Write out all of the data without omission, exactly as shown.

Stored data
▽

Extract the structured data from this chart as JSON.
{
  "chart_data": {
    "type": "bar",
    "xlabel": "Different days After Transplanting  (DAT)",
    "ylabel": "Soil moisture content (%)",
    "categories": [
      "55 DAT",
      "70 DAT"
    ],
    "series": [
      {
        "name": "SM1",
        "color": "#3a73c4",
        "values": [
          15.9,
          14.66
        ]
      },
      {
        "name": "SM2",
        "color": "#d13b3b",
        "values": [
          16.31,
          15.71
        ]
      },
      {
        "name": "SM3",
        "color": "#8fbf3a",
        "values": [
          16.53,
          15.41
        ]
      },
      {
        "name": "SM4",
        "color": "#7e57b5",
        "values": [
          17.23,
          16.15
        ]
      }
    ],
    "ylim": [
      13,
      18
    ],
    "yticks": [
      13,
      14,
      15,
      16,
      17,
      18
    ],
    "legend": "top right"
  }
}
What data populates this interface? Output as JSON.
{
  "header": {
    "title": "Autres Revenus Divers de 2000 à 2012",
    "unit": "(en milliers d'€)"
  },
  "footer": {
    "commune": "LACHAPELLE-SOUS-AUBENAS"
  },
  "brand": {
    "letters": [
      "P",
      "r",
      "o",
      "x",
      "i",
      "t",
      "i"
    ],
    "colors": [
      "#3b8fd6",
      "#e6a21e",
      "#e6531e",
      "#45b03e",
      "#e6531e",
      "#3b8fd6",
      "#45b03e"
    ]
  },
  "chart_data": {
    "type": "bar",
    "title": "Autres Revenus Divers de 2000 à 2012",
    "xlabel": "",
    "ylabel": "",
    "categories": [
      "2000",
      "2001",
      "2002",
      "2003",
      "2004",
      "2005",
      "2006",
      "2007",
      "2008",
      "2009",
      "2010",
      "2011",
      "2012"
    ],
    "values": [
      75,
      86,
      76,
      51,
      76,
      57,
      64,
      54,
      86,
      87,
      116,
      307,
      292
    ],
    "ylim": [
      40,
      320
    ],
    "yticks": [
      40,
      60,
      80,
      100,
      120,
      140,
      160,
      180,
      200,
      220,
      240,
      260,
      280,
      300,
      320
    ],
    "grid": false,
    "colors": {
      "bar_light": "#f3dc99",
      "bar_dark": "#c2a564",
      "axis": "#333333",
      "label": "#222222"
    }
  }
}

△

→ **OUTPUT BELOW**
Extract the structured data from this chart as JSON.
{
  "chart_data": {
    "type": "bar",
    "xlabel": "Different days After Transplanting  (DAT)",
    "ylabel": "Soil moisture content (%)",
    "categories": [
      "55 DAT",
      "70 DAT"
    ],
    "series": [
      {
        "name": "SM1",
        "color": "#3a73c4",
        "values": [
          15.9,
          14.66
        ]
      },
      {
        "name": "SM2",
        "color": "#d13b3b",
        "values": [
          16.31,
          15.71
        ]
      },
      {
        "name": "SM3",
        "color": "#8fbf3a",
        "values": [
          16.53,
          15.41
        ]
      },
      {
        "name": "SM4",
        "color": "#7e57b5",
        "values": [
          17.23,
          16.15
        ]
      }
    ],
    "ylim": [
      13,
      18
    ],
    "yticks": [
      13,
      14,
      15,
      16,
      17,
      18
    ],
    "legend": "top right"
  }
}
What data populates this interface? Output as JSON.
{
  "header": {
    "title": "Autres Revenus Divers de 2000 à 2012",
    "unit": "(en milliers d'€)"
  },
  "footer": {
    "commune": "LACHAPELLE-SOUS-AUBENAS"
  },
  "brand": {
    "letters": [
      "P",
      "r",
      "o",
      "x",
      "i",
      "t",
      "i"
    ],
    "colors": [
      "#3b8fd6",
      "#e6a21e",
      "#e6531e",
      "#45b03e",
      "#e6531e",
      "#3b8fd6",
      "#45b03e"
    ]
  },
  "chart_data": {
    "type": "bar",
    "title": "Autres Revenus Divers de 2000 à 2012",
    "xlabel": "",
    "ylabel": "",
    "categories": [
      "2000",
      "2001",
      "2002",
      "2003",
      "2004",
      "2005",
      "2006",
      "2007",
      "2008",
      "2009",
      "2010",
      "2011",
      "2012"
    ],
    "values": [
      75,
      86,
      76,
      51,
      76,
      57,
      64,
      54,
      86,
      87,
      116,
      307,
      292
    ],
    "ylim": [
      40,
      320
    ],
    "yticks": [
      40,
      60,
      80,
      100,
      120,
      140,
      160,
      180,
      200,
      220,
      240,
      260,
      280,
      300,
      320
    ],
    "grid": false,
    "colors": {
      "bar_light": "#f3dc99",
      "bar_dark": "#c2a564",
      "axis": "#333333",
      "label": "#222222"
    }
  }
}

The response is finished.